-- What you should do --
Every line in the data below that holds "aber" should be found and copied.

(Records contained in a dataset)

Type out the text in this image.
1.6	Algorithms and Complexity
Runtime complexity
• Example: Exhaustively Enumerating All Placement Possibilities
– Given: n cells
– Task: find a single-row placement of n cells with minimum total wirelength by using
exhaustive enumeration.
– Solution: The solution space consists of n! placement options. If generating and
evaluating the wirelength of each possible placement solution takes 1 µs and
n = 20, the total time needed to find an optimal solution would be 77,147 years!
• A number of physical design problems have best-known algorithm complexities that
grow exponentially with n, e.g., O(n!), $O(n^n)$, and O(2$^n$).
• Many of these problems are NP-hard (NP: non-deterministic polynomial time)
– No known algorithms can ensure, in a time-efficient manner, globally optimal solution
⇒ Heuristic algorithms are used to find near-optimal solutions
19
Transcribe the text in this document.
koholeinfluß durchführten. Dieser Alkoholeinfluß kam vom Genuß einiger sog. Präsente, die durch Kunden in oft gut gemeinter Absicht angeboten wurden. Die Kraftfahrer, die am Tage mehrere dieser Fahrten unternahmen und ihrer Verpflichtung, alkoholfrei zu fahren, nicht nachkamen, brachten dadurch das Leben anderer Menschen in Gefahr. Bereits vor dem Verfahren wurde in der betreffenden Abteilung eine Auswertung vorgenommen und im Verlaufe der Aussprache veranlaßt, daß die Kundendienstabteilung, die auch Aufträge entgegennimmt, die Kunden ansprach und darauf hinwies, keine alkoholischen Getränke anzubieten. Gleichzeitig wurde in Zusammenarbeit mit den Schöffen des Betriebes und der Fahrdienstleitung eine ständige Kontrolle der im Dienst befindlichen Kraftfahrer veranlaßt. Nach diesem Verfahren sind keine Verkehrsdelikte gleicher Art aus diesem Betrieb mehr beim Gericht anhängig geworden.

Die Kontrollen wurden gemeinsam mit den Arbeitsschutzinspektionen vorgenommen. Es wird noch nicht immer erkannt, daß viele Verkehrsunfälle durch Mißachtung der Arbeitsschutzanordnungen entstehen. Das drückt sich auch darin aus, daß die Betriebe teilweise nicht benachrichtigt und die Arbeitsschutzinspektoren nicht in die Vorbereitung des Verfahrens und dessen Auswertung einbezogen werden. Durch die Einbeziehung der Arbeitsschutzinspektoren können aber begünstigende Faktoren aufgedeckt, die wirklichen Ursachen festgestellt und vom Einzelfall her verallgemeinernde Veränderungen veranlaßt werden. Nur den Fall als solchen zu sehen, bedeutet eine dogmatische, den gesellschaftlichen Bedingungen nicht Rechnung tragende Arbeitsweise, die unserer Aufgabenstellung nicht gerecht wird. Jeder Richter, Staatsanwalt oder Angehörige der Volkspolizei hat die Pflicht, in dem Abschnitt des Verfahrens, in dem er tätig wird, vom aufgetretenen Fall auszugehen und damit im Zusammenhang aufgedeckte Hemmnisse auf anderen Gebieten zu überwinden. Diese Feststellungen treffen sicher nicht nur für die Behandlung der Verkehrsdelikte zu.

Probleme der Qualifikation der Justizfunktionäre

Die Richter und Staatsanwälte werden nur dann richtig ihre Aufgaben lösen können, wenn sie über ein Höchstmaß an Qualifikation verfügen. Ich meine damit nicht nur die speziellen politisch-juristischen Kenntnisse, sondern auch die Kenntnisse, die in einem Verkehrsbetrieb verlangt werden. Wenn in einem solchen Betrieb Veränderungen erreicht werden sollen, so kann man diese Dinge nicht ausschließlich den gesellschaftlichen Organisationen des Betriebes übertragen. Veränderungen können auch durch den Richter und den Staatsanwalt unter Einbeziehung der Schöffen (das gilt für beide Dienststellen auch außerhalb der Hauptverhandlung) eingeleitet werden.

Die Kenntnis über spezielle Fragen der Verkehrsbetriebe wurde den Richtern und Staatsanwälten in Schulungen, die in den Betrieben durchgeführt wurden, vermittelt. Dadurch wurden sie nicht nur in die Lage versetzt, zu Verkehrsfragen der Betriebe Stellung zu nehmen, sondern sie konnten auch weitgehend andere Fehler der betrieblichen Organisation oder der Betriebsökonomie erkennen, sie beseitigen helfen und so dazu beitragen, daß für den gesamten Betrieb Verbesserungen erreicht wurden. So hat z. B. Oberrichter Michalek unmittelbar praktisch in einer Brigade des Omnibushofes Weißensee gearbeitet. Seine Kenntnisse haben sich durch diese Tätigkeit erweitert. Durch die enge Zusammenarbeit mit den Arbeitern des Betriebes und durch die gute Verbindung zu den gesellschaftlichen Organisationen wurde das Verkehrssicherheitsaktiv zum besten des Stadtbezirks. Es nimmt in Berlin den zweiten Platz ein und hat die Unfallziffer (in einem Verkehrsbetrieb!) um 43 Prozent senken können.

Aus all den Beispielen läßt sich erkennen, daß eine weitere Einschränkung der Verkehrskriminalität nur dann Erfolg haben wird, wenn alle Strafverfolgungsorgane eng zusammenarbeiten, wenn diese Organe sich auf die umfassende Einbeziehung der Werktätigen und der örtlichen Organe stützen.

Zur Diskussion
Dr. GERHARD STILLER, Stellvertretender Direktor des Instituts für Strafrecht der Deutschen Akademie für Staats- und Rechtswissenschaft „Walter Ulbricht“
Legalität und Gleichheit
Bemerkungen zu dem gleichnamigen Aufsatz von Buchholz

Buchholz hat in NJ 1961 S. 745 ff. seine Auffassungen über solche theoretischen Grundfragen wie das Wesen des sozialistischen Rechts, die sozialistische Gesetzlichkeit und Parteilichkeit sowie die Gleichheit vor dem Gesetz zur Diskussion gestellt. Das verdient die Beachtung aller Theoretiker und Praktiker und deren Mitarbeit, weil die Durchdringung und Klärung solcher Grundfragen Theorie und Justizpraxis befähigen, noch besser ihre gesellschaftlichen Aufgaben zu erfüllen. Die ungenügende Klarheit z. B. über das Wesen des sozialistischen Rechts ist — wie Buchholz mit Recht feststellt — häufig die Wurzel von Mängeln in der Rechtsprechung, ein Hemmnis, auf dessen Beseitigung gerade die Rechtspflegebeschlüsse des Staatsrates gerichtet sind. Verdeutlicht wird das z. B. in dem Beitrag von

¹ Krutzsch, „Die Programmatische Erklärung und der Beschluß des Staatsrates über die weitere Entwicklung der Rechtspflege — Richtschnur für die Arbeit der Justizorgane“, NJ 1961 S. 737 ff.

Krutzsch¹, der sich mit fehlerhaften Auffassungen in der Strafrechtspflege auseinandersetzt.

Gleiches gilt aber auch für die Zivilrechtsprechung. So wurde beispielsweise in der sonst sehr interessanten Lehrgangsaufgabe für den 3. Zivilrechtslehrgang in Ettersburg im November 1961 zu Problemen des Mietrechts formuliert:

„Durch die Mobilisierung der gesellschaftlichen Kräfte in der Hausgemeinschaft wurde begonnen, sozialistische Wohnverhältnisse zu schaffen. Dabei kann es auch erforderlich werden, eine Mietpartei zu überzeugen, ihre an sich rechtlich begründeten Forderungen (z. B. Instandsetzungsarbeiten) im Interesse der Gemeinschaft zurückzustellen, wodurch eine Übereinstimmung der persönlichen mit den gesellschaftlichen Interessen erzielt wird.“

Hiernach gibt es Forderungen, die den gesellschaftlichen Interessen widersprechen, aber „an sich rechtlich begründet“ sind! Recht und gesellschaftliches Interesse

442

-- Exercise response --
Die Kontrollen wurden gemeinsam mit den Arbeitsschutzinspektionen vorgenommen. Es wird noch nicht immer erkannt, daß viele Verkehrsunfälle durch Mißachtung der Arbeitsschutzanordnungen entstehen. Das drückt sich auch darin aus, daß die Betriebe teilweise nicht benachrichtigt und die Arbeitsschutzinspektoren nicht in die Vorbereitung des Verfahrens und dessen Auswertung einbezogen werden. Durch die Einbeziehung der Arbeitsschutzinspektoren können aber begünstigende Faktoren aufgedeckt, die wirklichen Ursachen festgestellt und vom Einzelfall her verallgemeinernde Veränderungen veranlaßt werden. Nur den Fall als solchen zu sehen, bedeutet eine dogmatische, den gesellschaftlichen Bedingungen nicht Rechnung tragende Arbeitsweise, die unserer Aufgabenstellung nicht gerecht wird. Jeder Richter, Staatsanwalt oder Angehörige der Volkspolizei hat die Pflicht, in dem Abschnitt des Verfahrens, in dem er tätig wird, vom aufgetretenen Fall auszugehen und damit im Zusammenhang aufgedeckte Hemmnisse auf anderen Gebieten zu überwinden. Diese Feststellungen treffen sicher nicht nur für die Behandlung der Verkehrsdelikte zu.
Gleiches gilt aber auch für die Zivilrechtsprechung. So wurde beispielsweise in der sonst sehr interessanten Lehrgangsaufgabe für den 3. Zivilrechtslehrgang in Ettersburg im November 1961 zu Problemen des Mietrechts formuliert:
Hiernach gibt es Forderungen, die den gesellschaftlichen Interessen widersprechen, aber „an sich rechtlich begründet“ sind! Recht und gesellschaftliches Interesse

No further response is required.